>> Begin Exercise inputs
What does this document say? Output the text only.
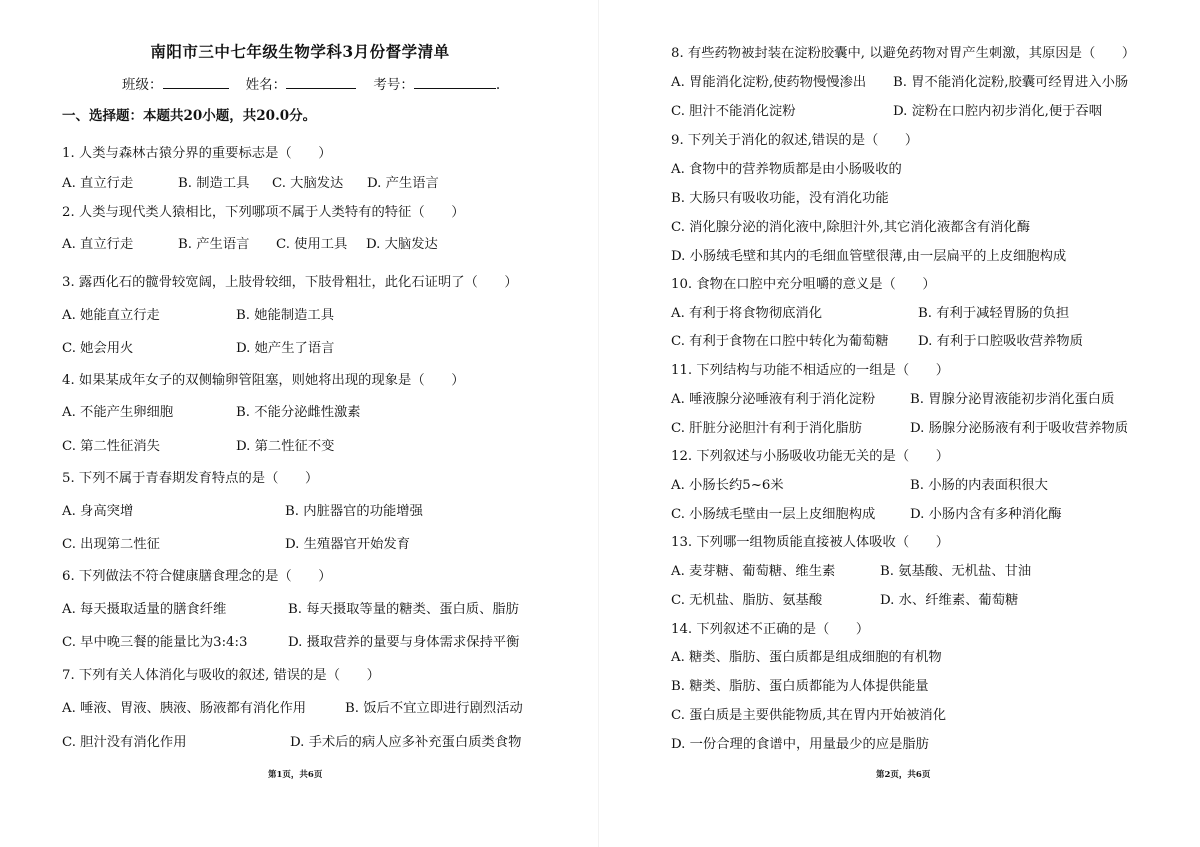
南阳市三中七年级生物学科3月份督学清单
班级：	姓名：	考号：	.
一、选择题：本题共20小题，共20.0分。
1. 人类与森林古猿分界的重要标志是（　　）
A. 直立行走	B. 制造工具 C. 大脑发达 D. 产生语言
2. 人类与现代类人猿相比，下列哪项不属于人类特有的特征（　　）
A. 直立行走	B. 产生语言 C. 使用工具 D. 大脑发达
3. 露西化石的髋骨较宽阔，上肢骨较细，下肢骨粗壮，此化石证明了（　　）
A. 她能直立行走	B. 她能制造工具
C. 她会用火	D. 她产生了语言
4. 如果某成年女子的双侧输卵管阻塞，则她将出现的现象是（　　）
A. 不能产生卵细胞	B. 不能分泌雌性激素
C. 第二性征消失	D. 第二性征不变
5. 下列不属于青春期发育特点的是（　　）
A. 身高突增	B. 内脏器官的功能增强
C. 出现第二性征	D. 生殖器官开始发育
6. 下列做法不符合健康膳食理念的是（　　）
A. 每天摄取适量的膳食纤维	B. 每天摄取等量的糖类、蛋白质、脂肪
C. 早中晚三餐的能量比为3:4:3	D. 摄取营养的量要与身体需求保持平衡
7. 下列有关人体消化与吸收的叙述, 错误的是（　　）
A. 唾液、胃液、胰液、肠液都有消化作用	B. 饭后不宜立即进行剧烈活动
C. 胆汁没有消化作用	D. 手术后的病人应多补充蛋白质类食物
第1页，共6页
8. 有些药物被封装在淀粉胶囊中, 以避免药物对胃产生刺激，其原因是（　　）
A. 胃能消化淀粉,使药物慢慢渗出 B. 胃不能消化淀粉,胶囊可经胃进入小肠
C. 胆汁不能消化淀粉	D. 淀粉在口腔内初步消化,便于吞咽
9. 下列关于消化的叙述,错误的是（　　）
A. 食物中的营养物质都是由小肠吸收的
B. 大肠只有吸收功能，没有消化功能
C. 消化腺分泌的消化液中,除胆汁外,其它消化液都含有消化酶
D. 小肠绒毛壁和其内的毛细血管壁很薄,由一层扁平的上皮细胞构成
10. 食物在口腔中充分咀嚼的意义是（　　）
A. 有利于将食物彻底消化	B. 有利于减轻胃肠的负担
C. 有利于食物在口腔中转化为葡萄糖 D. 有利于口腔吸收营养物质
11. 下列结构与功能不相适应的一组是（　　）
A. 唾液腺分泌唾液有利于消化淀粉	B. 胃腺分泌胃液能初步消化蛋白质
C. 肝脏分泌胆汁有利于消化脂肪	D. 肠腺分泌肠液有利于吸收营养物质
12. 下列叙述与小肠吸收功能无关的是（　　）
A. 小肠长约5~6米	B. 小肠的内表面积很大
C. 小肠绒毛壁由一层上皮细胞构成	D. 小肠内含有多种消化酶
13. 下列哪一组物质能直接被人体吸收（　　）
A. 麦芽糖、葡萄糖、维生素	B. 氨基酸、无机盐、甘油
C. 无机盐、脂肪、氨基酸	D. 水、纤维素、葡萄糖
14. 下列叙述不正确的是（　　）
A. 糖类、脂肪、蛋白质都是组成细胞的有机物
B. 糖类、脂肪、蛋白质都能为人体提供能量
C. 蛋白质是主要供能物质,其在胃内开始被消化
D. 一份合理的食谱中，用量最少的应是脂肪
第2页，共6页
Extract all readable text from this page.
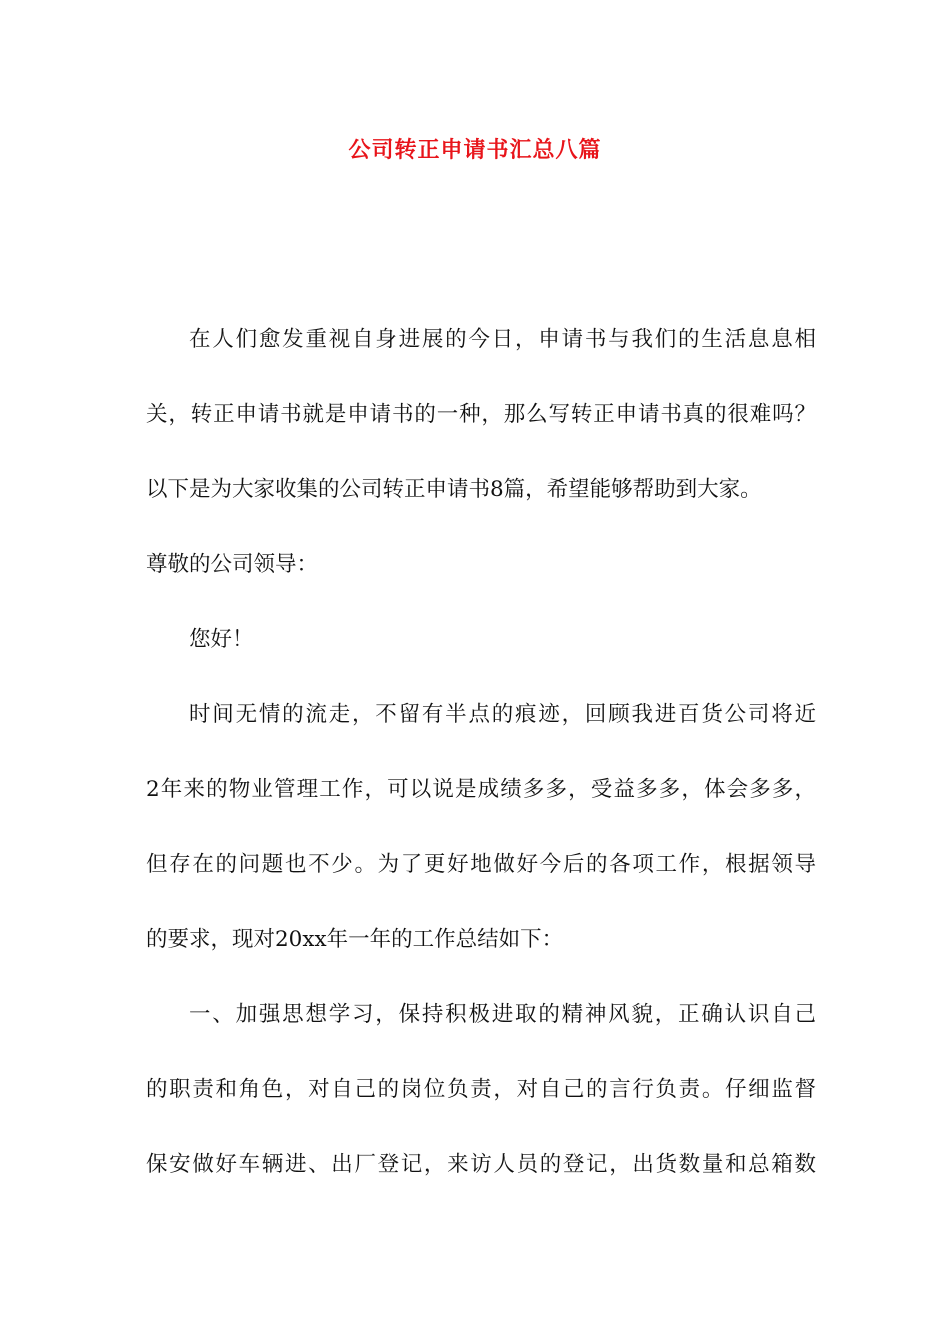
公司转正申请书汇总八篇

在人们愈发重视自身进展的今日，申请书与我们的生活息息相

关，转正申请书就是申请书的一种，那么写转正申请书真的很难吗？

以下是为大家收集的公司转正申请书8篇，希望能够帮助到大家。

尊敬的公司领导：

您好！

时间无情的流走，不留有半点的痕迹，回顾我进百货公司将近

2年来的物业管理工作，可以说是成绩多多，受益多多，体会多多，

但存在的问题也不少。为了更好地做好今后的各项工作，根据领导

的要求，现对20xx年一年的工作总结如下：

一、加强思想学习，保持积极进取的精神风貌，正确认识自己

的职责和角色，对自己的岗位负责，对自己的言行负责。仔细监督

保安做好车辆进、出厂登记，来访人员的登记，出货数量和总箱数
>> End Exercise inputs
Drop the pictures and reproduce the rest of the entries above exactly.

What does this document say? Output the text only.
南阳市三中七年级生物学科3月份督学清单
班级：	姓名：	考号：	.
一、选择题：本题共20小题，共20.0分。
1. 人类与森林古猿分界的重要标志是（　　）
A. 直立行走	B. 制造工具 C. 大脑发达 D. 产生语言
2. 人类与现代类人猿相比，下列哪项不属于人类特有的特征（　　）
A. 直立行走	B. 产生语言 C. 使用工具 D. 大脑发达
3. 露西化石的髋骨较宽阔，上肢骨较细，下肢骨粗壮，此化石证明了（　　）
A. 她能直立行走	B. 她能制造工具
C. 她会用火	D. 她产生了语言
4. 如果某成年女子的双侧输卵管阻塞，则她将出现的现象是（　　）
A. 不能产生卵细胞	B. 不能分泌雌性激素
C. 第二性征消失	D. 第二性征不变
5. 下列不属于青春期发育特点的是（　　）
A. 身高突增	B. 内脏器官的功能增强
C. 出现第二性征	D. 生殖器官开始发育
6. 下列做法不符合健康膳食理念的是（　　）
A. 每天摄取适量的膳食纤维	B. 每天摄取等量的糖类、蛋白质、脂肪
C. 早中晚三餐的能量比为3:4:3	D. 摄取营养的量要与身体需求保持平衡
7. 下列有关人体消化与吸收的叙述, 错误的是（　　）
A. 唾液、胃液、胰液、肠液都有消化作用	B. 饭后不宜立即进行剧烈活动
C. 胆汁没有消化作用	D. 手术后的病人应多补充蛋白质类食物
第1页，共6页
8. 有些药物被封装在淀粉胶囊中, 以避免药物对胃产生刺激，其原因是（　　）
A. 胃能消化淀粉,使药物慢慢渗出 B. 胃不能消化淀粉,胶囊可经胃进入小肠
C. 胆汁不能消化淀粉	D. 淀粉在口腔内初步消化,便于吞咽
9. 下列关于消化的叙述,错误的是（　　）
A. 食物中的营养物质都是由小肠吸收的
B. 大肠只有吸收功能，没有消化功能
C. 消化腺分泌的消化液中,除胆汁外,其它消化液都含有消化酶
D. 小肠绒毛壁和其内的毛细血管壁很薄,由一层扁平的上皮细胞构成
10. 食物在口腔中充分咀嚼的意义是（　　）
A. 有利于将食物彻底消化	B. 有利于减轻胃肠的负担
C. 有利于食物在口腔中转化为葡萄糖 D. 有利于口腔吸收营养物质
11. 下列结构与功能不相适应的一组是（　　）
A. 唾液腺分泌唾液有利于消化淀粉	B. 胃腺分泌胃液能初步消化蛋白质
C. 肝脏分泌胆汁有利于消化脂肪	D. 肠腺分泌肠液有利于吸收营养物质
12. 下列叙述与小肠吸收功能无关的是（　　）
A. 小肠长约5~6米	B. 小肠的内表面积很大
C. 小肠绒毛壁由一层上皮细胞构成	D. 小肠内含有多种消化酶
13. 下列哪一组物质能直接被人体吸收（　　）
A. 麦芽糖、葡萄糖、维生素	B. 氨基酸、无机盐、甘油
C. 无机盐、脂肪、氨基酸	D. 水、纤维素、葡萄糖
14. 下列叙述不正确的是（　　）
A. 糖类、脂肪、蛋白质都是组成细胞的有机物
B. 糖类、脂肪、蛋白质都能为人体提供能量
C. 蛋白质是主要供能物质,其在胃内开始被消化
D. 一份合理的食谱中，用量最少的应是脂肪
第2页，共6页
Extract all readable text from this page.
公司转正申请书汇总八篇

在人们愈发重视自身进展的今日，申请书与我们的生活息息相

关，转正申请书就是申请书的一种，那么写转正申请书真的很难吗？

以下是为大家收集的公司转正申请书8篇，希望能够帮助到大家。

尊敬的公司领导：

您好！

时间无情的流走，不留有半点的痕迹，回顾我进百货公司将近

2年来的物业管理工作，可以说是成绩多多，受益多多，体会多多，

但存在的问题也不少。为了更好地做好今后的各项工作，根据领导

的要求，现对20xx年一年的工作总结如下：

一、加强思想学习，保持积极进取的精神风貌，正确认识自己

的职责和角色，对自己的岗位负责，对自己的言行负责。仔细监督

保安做好车辆进、出厂登记，来访人员的登记，出货数量和总箱数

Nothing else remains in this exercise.